• [STATED PROBLEM]: Copy out the listing that follows, exact in every word, and skip the images.

• [GIVEN DATA]:
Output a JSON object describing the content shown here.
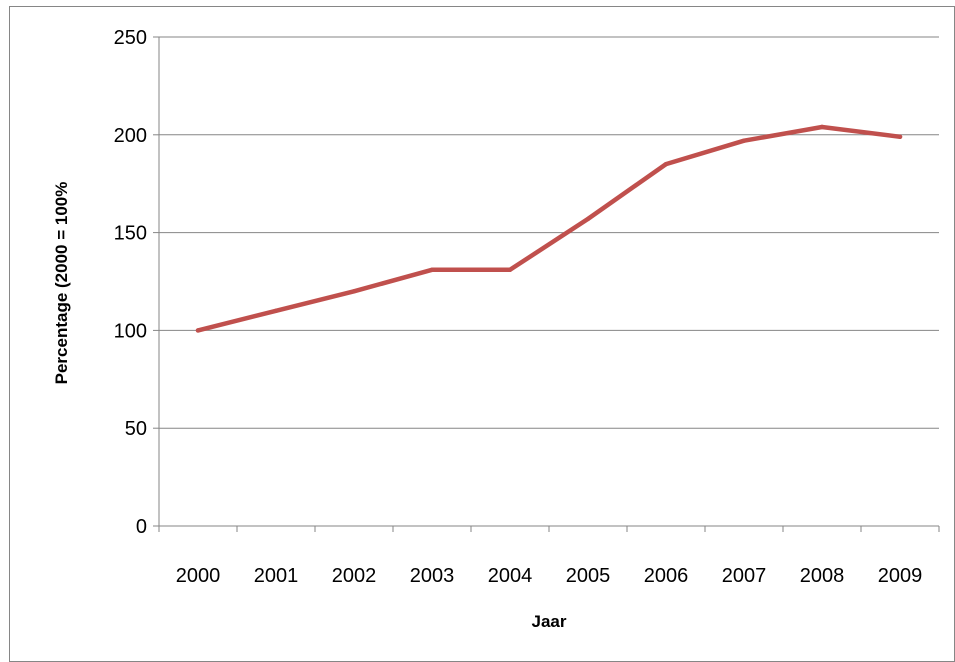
{
  "chart_data": {
    "type": "line",
    "x": [
      "2000",
      "2001",
      "2002",
      "2003",
      "2004",
      "2005",
      "2006",
      "2007",
      "2008",
      "2009"
    ],
    "series": [
      {
        "values": [
          100,
          110,
          120,
          131,
          131,
          157,
          185,
          197,
          204,
          199
        ]
      }
    ],
    "xlabel": "Jaar",
    "ylabel": "Percentage (2000 = 100%",
    "ylim": [
      0,
      250
    ],
    "yticks": [
      "0",
      "50",
      "100",
      "150",
      "200",
      "250"
    ],
    "grid": true,
    "legend": "none",
    "colors": {
      "series": "#c0504d",
      "grid": "#868686",
      "axis": "#868686"
    }
  }
}
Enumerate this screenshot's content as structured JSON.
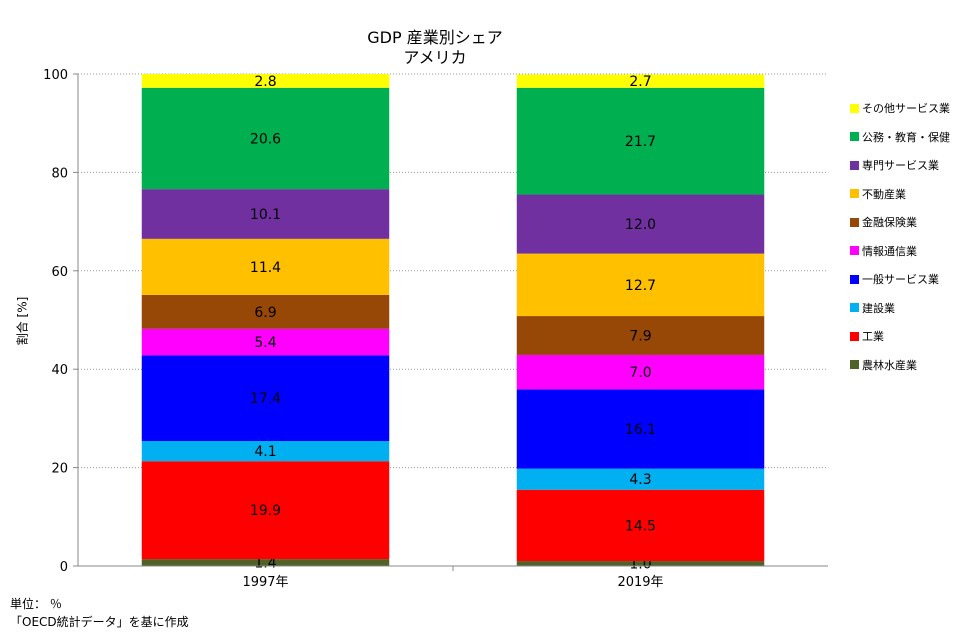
{
  "chart_data": {
    "type": "bar",
    "stacked": true,
    "title": "GDP 産業別シェア",
    "subtitle": "アメリカ",
    "ylabel": "割合 [%]",
    "xlabel": "",
    "ylim": [
      0,
      100
    ],
    "yticks": [
      0,
      20,
      40,
      60,
      80,
      100
    ],
    "grid": "horizontal dotted",
    "legend_position": "right",
    "categories": [
      "1997年",
      "2019年"
    ],
    "series": [
      {
        "name": "農林水産業",
        "color": "#4F6228",
        "values": [
          1.4,
          1.0
        ]
      },
      {
        "name": "工業",
        "color": "#FF0000",
        "values": [
          19.9,
          14.5
        ]
      },
      {
        "name": "建設業",
        "color": "#00B0F0",
        "values": [
          4.1,
          4.3
        ]
      },
      {
        "name": "一般サービス業",
        "color": "#0000FF",
        "values": [
          17.4,
          16.1
        ]
      },
      {
        "name": "情報通信業",
        "color": "#FF00FF",
        "values": [
          5.4,
          7.0
        ]
      },
      {
        "name": "金融保険業",
        "color": "#974706",
        "values": [
          6.9,
          7.9
        ]
      },
      {
        "name": "不動産業",
        "color": "#FFC000",
        "values": [
          11.4,
          12.7
        ]
      },
      {
        "name": "専門サービス業",
        "color": "#7030A0",
        "values": [
          10.1,
          12.0
        ]
      },
      {
        "name": "公務・教育・保健",
        "color": "#00B050",
        "values": [
          20.6,
          21.7
        ]
      },
      {
        "name": "その他サービス業",
        "color": "#FFFF00",
        "values": [
          2.8,
          2.7
        ]
      }
    ]
  },
  "notes": {
    "unit": "単位： ％",
    "source": "「OECD統計データ」を基に作成"
  }
}
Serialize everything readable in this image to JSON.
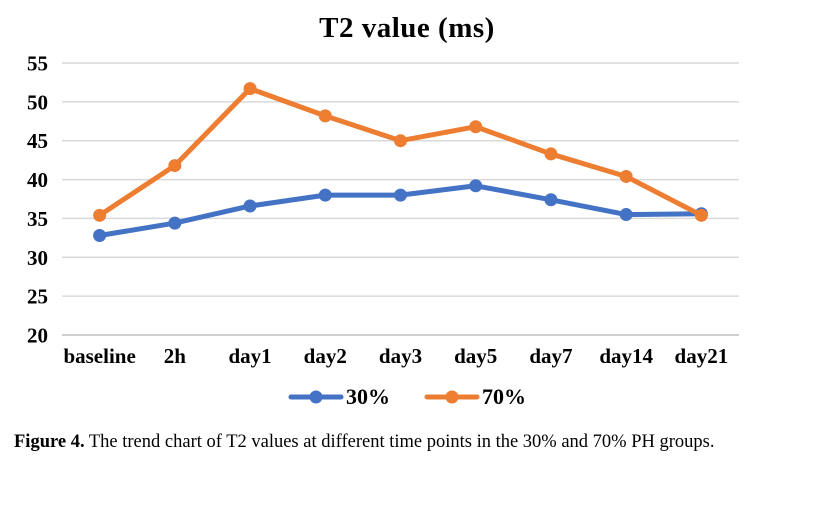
{
  "chart_data": {
    "type": "line",
    "title": "T2 value (ms)",
    "categories": [
      "baseline",
      "2h",
      "day1",
      "day2",
      "day3",
      "day5",
      "day7",
      "day14",
      "day21"
    ],
    "series": [
      {
        "name": "30%",
        "color": "#4472C4",
        "values": [
          32.8,
          34.4,
          36.6,
          38.0,
          38.0,
          39.2,
          37.4,
          35.5,
          35.6
        ]
      },
      {
        "name": "70%",
        "color": "#ED7D31",
        "values": [
          35.4,
          41.8,
          51.7,
          48.2,
          45.0,
          46.8,
          43.3,
          40.4,
          35.4
        ]
      }
    ],
    "xlabel": "",
    "ylabel": "",
    "ylim": [
      20,
      55
    ],
    "ytick_step": 5,
    "grid": true,
    "legend_position": "bottom"
  },
  "colors": {
    "gridline": "#D9D9D9",
    "axisline": "#BFBFBF",
    "text": "#000000"
  },
  "caption": {
    "label": "Figure 4.",
    "text": " The trend chart of T2 values at different time points in the 30% and 70% PH groups."
  }
}
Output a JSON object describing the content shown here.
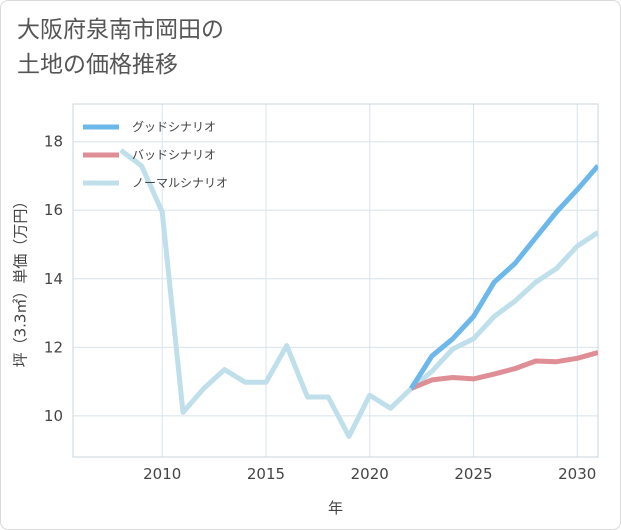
{
  "title": {
    "line1": "大阪府泉南市岡田の",
    "line2": "土地の価格推移"
  },
  "chart_data": {
    "type": "line",
    "xlabel": "年",
    "ylabel": "坪（3.3㎡）単価（万円）",
    "xlim": [
      2005.7,
      2031
    ],
    "ylim": [
      8.8,
      19.1
    ],
    "x_ticks": [
      2010,
      2015,
      2020,
      2025,
      2030
    ],
    "y_ticks": [
      10,
      12,
      14,
      16,
      18
    ],
    "grid": true,
    "legend_position": "top-left",
    "series": [
      {
        "name": "グッドシナリオ",
        "color": "#6cb8ea",
        "x": [
          2022,
          2023,
          2024,
          2025,
          2026,
          2027,
          2028,
          2029,
          2030,
          2031
        ],
        "values": [
          10.8,
          11.75,
          12.25,
          12.9,
          13.9,
          14.45,
          15.2,
          15.95,
          16.6,
          17.3
        ]
      },
      {
        "name": "バッドシナリオ",
        "color": "#de8e94",
        "x": [
          2022,
          2023,
          2024,
          2025,
          2026,
          2027,
          2028,
          2029,
          2030,
          2031
        ],
        "values": [
          10.8,
          11.05,
          11.12,
          11.08,
          11.22,
          11.38,
          11.6,
          11.58,
          11.68,
          11.85
        ]
      },
      {
        "name": "ノーマルシナリオ",
        "color": "#bfdfeb",
        "x": [
          2008,
          2009,
          2010,
          2011,
          2012,
          2013,
          2014,
          2015,
          2016,
          2017,
          2018,
          2019,
          2020,
          2021,
          2022,
          2023,
          2024,
          2025,
          2026,
          2027,
          2028,
          2029,
          2030,
          2031
        ],
        "values": [
          17.75,
          17.3,
          15.95,
          10.1,
          10.8,
          11.35,
          10.98,
          10.98,
          12.05,
          10.55,
          10.55,
          9.4,
          10.6,
          10.22,
          10.8,
          11.3,
          11.95,
          12.25,
          12.9,
          13.35,
          13.9,
          14.3,
          14.95,
          15.35
        ]
      }
    ]
  }
}
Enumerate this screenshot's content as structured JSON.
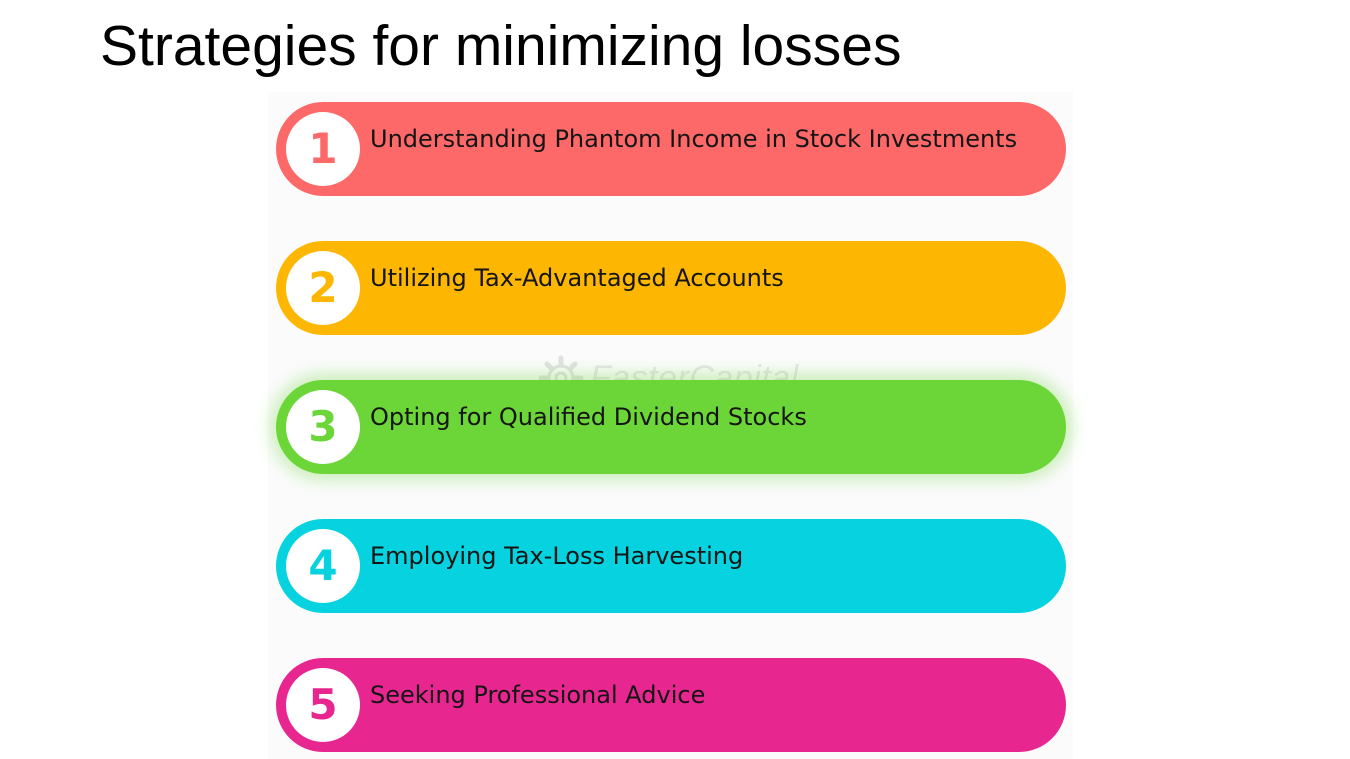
{
  "title": "Strategies for minimizing losses",
  "watermark": {
    "text": "FasterCapital",
    "icon": "gear-logo-icon"
  },
  "items": [
    {
      "number": "1",
      "label": "Understanding Phantom Income in Stock Investments",
      "color": "#fd6868"
    },
    {
      "number": "2",
      "label": "Utilizing Tax-Advantaged Accounts",
      "color": "#fdb702"
    },
    {
      "number": "3",
      "label": "Opting for Qualified Dividend Stocks",
      "color": "#6cd638"
    },
    {
      "number": "4",
      "label": "Employing Tax-Loss Harvesting",
      "color": "#06d3df"
    },
    {
      "number": "5",
      "label": "Seeking Professional Advice",
      "color": "#e8268f"
    }
  ]
}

• [TASK ANSWER]:
Output a JSON object describing the content shown here.
{
  "chart_data": {
    "type": "line",
    "x": [
      "2000",
      "2001",
      "2002",
      "2003",
      "2004",
      "2005",
      "2006",
      "2007",
      "2008",
      "2009"
    ],
    "series": [
      {
        "values": [
          100,
          110,
          120,
          131,
          131,
          157,
          185,
          197,
          204,
          199
        ]
      }
    ],
    "xlabel": "Jaar",
    "ylabel": "Percentage (2000 = 100%",
    "ylim": [
      0,
      250
    ],
    "yticks": [
      "0",
      "50",
      "100",
      "150",
      "200",
      "250"
    ],
    "grid": true,
    "legend": "none",
    "colors": {
      "series": "#c0504d",
      "grid": "#868686",
      "axis": "#868686"
    }
  }
}
Enumerate this screenshot's content as structured JSON.
{
  "chart_data": {
    "type": "bar",
    "stacked": true,
    "title": "GDP 産業別シェア",
    "subtitle": "アメリカ",
    "ylabel": "割合 [%]",
    "xlabel": "",
    "ylim": [
      0,
      100
    ],
    "yticks": [
      0,
      20,
      40,
      60,
      80,
      100
    ],
    "grid": "horizontal dotted",
    "legend_position": "right",
    "categories": [
      "1997年",
      "2019年"
    ],
    "series": [
      {
        "name": "農林水産業",
        "color": "#4F6228",
        "values": [
          1.4,
          1.0
        ]
      },
      {
        "name": "工業",
        "color": "#FF0000",
        "values": [
          19.9,
          14.5
        ]
      },
      {
        "name": "建設業",
        "color": "#00B0F0",
        "values": [
          4.1,
          4.3
        ]
      },
      {
        "name": "一般サービス業",
        "color": "#0000FF",
        "values": [
          17.4,
          16.1
        ]
      },
      {
        "name": "情報通信業",
        "color": "#FF00FF",
        "values": [
          5.4,
          7.0
        ]
      },
      {
        "name": "金融保険業",
        "color": "#974706",
        "values": [
          6.9,
          7.9
        ]
      },
      {
        "name": "不動産業",
        "color": "#FFC000",
        "values": [
          11.4,
          12.7
        ]
      },
      {
        "name": "専門サービス業",
        "color": "#7030A0",
        "values": [
          10.1,
          12.0
        ]
      },
      {
        "name": "公務・教育・保健",
        "color": "#00B050",
        "values": [
          20.6,
          21.7
        ]
      },
      {
        "name": "その他サービス業",
        "color": "#FFFF00",
        "values": [
          2.8,
          2.7
        ]
      }
    ]
  },
  "notes": {
    "unit": "単位： ％",
    "source": "「OECD統計データ」を基に作成"
  }
}
Serialize everything readable in this image to JSON.
{
  "chart_data": {
    "type": "line",
    "title": "T2 value (ms)",
    "categories": [
      "baseline",
      "2h",
      "day1",
      "day2",
      "day3",
      "day5",
      "day7",
      "day14",
      "day21"
    ],
    "series": [
      {
        "name": "30%",
        "color": "#4472C4",
        "values": [
          32.8,
          34.4,
          36.6,
          38.0,
          38.0,
          39.2,
          37.4,
          35.5,
          35.6
        ]
      },
      {
        "name": "70%",
        "color": "#ED7D31",
        "values": [
          35.4,
          41.8,
          51.7,
          48.2,
          45.0,
          46.8,
          43.3,
          40.4,
          35.4
        ]
      }
    ],
    "xlabel": "",
    "ylabel": "",
    "ylim": [
      20,
      55
    ],
    "ytick_step": 5,
    "grid": true,
    "legend_position": "bottom"
  },
  "colors": {
    "gridline": "#D9D9D9",
    "axisline": "#BFBFBF",
    "text": "#000000"
  },
  "caption": {
    "label": "Figure 4.",
    "text": " The trend chart of T2 values at different time points in the 30% and 70% PH groups."
  }
}
Output a JSON object describing the content shown here.
{
  "title": {
    "line1": "大阪府泉南市岡田の",
    "line2": "土地の価格推移"
  },
  "chart_data": {
    "type": "line",
    "xlabel": "年",
    "ylabel": "坪（3.3㎡）単価（万円）",
    "xlim": [
      2005.7,
      2031
    ],
    "ylim": [
      8.8,
      19.1
    ],
    "x_ticks": [
      2010,
      2015,
      2020,
      2025,
      2030
    ],
    "y_ticks": [
      10,
      12,
      14,
      16,
      18
    ],
    "grid": true,
    "legend_position": "top-left",
    "series": [
      {
        "name": "グッドシナリオ",
        "color": "#6cb8ea",
        "x": [
          2022,
          2023,
          2024,
          2025,
          2026,
          2027,
          2028,
          2029,
          2030,
          2031
        ],
        "values": [
          10.8,
          11.75,
          12.25,
          12.9,
          13.9,
          14.45,
          15.2,
          15.95,
          16.6,
          17.3
        ]
      },
      {
        "name": "バッドシナリオ",
        "color": "#de8e94",
        "x": [
          2022,
          2023,
          2024,
          2025,
          2026,
          2027,
          2028,
          2029,
          2030,
          2031
        ],
        "values": [
          10.8,
          11.05,
          11.12,
          11.08,
          11.22,
          11.38,
          11.6,
          11.58,
          11.68,
          11.85
        ]
      },
      {
        "name": "ノーマルシナリオ",
        "color": "#bfdfeb",
        "x": [
          2008,
          2009,
          2010,
          2011,
          2012,
          2013,
          2014,
          2015,
          2016,
          2017,
          2018,
          2019,
          2020,
          2021,
          2022,
          2023,
          2024,
          2025,
          2026,
          2027,
          2028,
          2029,
          2030,
          2031
        ],
        "values": [
          17.75,
          17.3,
          15.95,
          10.1,
          10.8,
          11.35,
          10.98,
          10.98,
          12.05,
          10.55,
          10.55,
          9.4,
          10.6,
          10.22,
          10.8,
          11.3,
          11.95,
          12.25,
          12.9,
          13.35,
          13.9,
          14.3,
          14.95,
          15.35
        ]
      }
    ]
  }
}
Enumerate this screenshot's content as structured JSON.
{
  "title": "Strategies for minimizing losses",
  "watermark": {
    "text": "FasterCapital",
    "icon": "gear-logo-icon"
  },
  "items": [
    {
      "number": "1",
      "label": "Understanding Phantom Income in Stock Investments",
      "color": "#fd6868"
    },
    {
      "number": "2",
      "label": "Utilizing Tax-Advantaged Accounts",
      "color": "#fdb702"
    },
    {
      "number": "3",
      "label": "Opting for Qualified Dividend Stocks",
      "color": "#6cd638"
    },
    {
      "number": "4",
      "label": "Employing Tax-Loss Harvesting",
      "color": "#06d3df"
    },
    {
      "number": "5",
      "label": "Seeking Professional Advice",
      "color": "#e8268f"
    }
  ]
}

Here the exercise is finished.